Stored rows =
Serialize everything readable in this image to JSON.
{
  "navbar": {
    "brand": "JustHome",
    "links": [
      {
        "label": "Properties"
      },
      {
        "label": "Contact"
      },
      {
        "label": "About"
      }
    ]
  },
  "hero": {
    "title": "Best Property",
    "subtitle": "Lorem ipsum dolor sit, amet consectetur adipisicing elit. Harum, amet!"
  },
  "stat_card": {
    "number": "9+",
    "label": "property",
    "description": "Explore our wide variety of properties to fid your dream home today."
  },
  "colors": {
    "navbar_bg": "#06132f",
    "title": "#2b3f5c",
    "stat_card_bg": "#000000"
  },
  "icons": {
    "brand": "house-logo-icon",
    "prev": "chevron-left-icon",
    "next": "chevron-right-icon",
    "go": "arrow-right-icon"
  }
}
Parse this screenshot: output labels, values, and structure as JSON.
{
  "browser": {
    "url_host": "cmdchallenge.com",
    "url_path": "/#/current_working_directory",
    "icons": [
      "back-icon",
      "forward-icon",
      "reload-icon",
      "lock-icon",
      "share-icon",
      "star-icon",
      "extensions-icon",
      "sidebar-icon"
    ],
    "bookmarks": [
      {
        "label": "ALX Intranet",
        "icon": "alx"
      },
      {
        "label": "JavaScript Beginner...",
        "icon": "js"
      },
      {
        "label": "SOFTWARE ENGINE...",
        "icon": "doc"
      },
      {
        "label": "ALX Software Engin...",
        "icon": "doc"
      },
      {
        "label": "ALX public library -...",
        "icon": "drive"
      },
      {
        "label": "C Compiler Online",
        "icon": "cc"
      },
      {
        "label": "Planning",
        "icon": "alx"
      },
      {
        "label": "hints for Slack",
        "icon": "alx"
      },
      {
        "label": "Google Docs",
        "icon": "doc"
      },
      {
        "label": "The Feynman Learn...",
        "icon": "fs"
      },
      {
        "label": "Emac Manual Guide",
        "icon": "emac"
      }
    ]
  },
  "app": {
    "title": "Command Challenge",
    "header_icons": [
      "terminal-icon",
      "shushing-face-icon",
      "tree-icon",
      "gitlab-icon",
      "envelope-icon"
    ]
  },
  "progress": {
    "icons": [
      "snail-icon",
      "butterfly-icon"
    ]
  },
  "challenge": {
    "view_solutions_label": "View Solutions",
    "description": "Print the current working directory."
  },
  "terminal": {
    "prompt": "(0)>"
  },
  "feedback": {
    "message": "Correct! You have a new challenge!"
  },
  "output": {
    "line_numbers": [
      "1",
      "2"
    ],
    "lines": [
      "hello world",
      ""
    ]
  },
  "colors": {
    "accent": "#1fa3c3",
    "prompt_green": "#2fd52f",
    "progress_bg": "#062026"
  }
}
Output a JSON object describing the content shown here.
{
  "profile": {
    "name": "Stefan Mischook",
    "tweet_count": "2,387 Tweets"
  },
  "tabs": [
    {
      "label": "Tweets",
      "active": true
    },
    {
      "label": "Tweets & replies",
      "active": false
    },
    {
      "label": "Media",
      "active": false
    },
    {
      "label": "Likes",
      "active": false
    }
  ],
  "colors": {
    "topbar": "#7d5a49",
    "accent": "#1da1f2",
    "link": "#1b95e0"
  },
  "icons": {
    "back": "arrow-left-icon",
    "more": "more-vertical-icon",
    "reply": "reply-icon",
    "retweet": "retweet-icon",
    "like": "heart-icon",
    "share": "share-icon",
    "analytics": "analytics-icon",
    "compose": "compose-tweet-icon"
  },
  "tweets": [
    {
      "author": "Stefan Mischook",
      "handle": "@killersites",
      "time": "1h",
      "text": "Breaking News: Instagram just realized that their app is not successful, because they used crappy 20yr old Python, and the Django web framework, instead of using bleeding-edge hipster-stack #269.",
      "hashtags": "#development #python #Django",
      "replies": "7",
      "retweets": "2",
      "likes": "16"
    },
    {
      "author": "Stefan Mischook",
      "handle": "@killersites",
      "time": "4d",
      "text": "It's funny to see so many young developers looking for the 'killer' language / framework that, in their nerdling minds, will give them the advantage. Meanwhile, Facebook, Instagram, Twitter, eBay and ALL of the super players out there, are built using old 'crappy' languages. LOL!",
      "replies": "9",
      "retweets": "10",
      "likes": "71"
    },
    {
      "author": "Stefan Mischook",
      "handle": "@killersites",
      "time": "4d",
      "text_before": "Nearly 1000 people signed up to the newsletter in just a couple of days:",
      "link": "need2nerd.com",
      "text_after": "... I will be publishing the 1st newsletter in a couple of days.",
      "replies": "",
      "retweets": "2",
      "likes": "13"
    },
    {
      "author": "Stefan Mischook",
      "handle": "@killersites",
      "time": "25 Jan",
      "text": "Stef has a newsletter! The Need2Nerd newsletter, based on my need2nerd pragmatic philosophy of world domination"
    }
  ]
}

Problem statement =
In the lines above, find each one with "world" and list it.

Correct response =
      "hello world",
      "text": "Stef has a newsletter! The Need2Nerd newsletter, based on my need2nerd pragmatic philosophy of world domination"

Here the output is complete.